[What the exercise asks]:
Using the listing below, report all lines holding the word "color".

** begin Data for this task **

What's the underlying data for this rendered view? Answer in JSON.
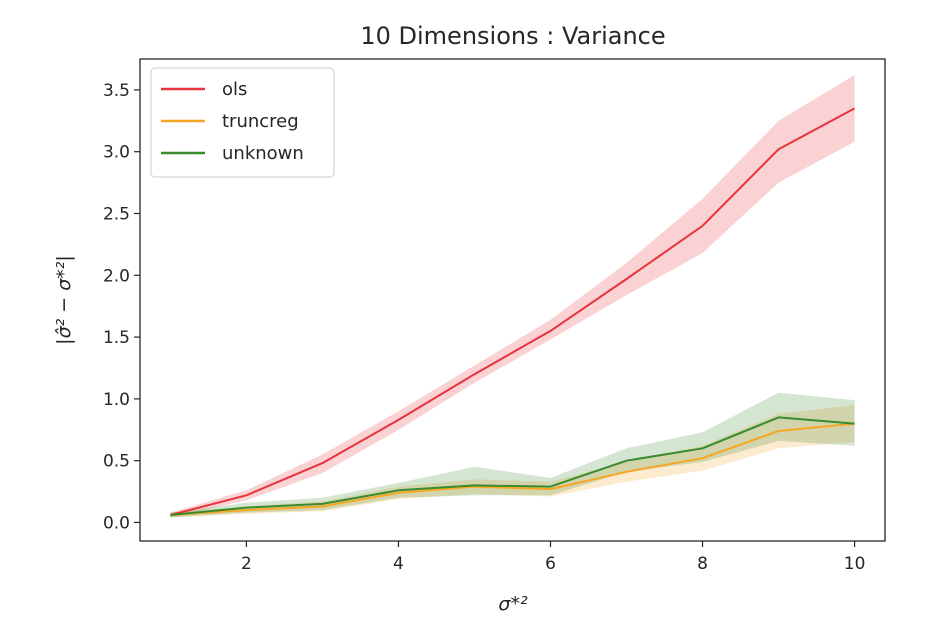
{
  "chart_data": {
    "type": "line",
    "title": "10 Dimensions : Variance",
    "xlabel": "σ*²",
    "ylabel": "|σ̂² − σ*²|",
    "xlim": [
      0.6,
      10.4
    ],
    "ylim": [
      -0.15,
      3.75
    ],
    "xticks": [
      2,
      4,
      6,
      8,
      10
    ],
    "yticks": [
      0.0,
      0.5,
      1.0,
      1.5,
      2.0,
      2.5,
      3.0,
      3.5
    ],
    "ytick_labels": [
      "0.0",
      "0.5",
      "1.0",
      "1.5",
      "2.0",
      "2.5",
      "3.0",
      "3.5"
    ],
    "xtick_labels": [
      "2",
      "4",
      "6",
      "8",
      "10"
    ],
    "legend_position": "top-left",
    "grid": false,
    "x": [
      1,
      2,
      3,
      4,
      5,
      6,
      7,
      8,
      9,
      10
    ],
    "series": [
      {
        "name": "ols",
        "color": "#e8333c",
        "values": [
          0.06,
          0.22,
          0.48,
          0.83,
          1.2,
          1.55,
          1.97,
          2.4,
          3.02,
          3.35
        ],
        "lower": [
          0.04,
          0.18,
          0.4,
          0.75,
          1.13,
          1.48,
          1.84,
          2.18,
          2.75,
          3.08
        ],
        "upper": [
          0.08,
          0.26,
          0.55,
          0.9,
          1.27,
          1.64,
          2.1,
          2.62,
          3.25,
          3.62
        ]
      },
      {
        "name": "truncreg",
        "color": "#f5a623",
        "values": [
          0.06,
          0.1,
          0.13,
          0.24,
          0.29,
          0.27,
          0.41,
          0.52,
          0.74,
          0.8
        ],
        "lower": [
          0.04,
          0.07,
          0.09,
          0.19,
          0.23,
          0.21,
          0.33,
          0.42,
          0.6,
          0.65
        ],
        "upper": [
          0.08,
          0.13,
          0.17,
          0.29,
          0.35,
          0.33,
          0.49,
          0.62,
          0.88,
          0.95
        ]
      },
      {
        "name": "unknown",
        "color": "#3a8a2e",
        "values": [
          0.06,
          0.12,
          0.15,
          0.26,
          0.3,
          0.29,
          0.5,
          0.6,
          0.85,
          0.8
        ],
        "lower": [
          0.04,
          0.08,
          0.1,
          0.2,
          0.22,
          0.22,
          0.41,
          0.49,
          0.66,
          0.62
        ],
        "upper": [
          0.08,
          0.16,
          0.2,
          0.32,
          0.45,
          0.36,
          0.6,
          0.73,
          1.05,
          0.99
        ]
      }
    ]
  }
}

** end Data for this task **
** begin Data for this task **

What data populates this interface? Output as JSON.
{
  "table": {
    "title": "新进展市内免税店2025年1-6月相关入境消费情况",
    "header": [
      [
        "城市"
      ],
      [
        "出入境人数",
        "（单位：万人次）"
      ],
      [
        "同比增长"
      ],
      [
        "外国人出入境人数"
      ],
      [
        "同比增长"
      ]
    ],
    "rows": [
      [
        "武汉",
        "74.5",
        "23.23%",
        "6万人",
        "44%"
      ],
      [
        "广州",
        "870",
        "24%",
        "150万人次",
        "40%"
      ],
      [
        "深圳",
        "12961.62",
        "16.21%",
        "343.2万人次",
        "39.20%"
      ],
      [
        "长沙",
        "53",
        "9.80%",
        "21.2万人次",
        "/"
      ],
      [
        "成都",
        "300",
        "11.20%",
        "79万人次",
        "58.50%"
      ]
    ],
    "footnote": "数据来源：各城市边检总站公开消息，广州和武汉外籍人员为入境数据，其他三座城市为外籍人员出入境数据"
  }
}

** end Data for this task **

[Written solution]:
        "color": "#e8333c",
        "color": "#f5a623",
        "color": "#3a8a2e",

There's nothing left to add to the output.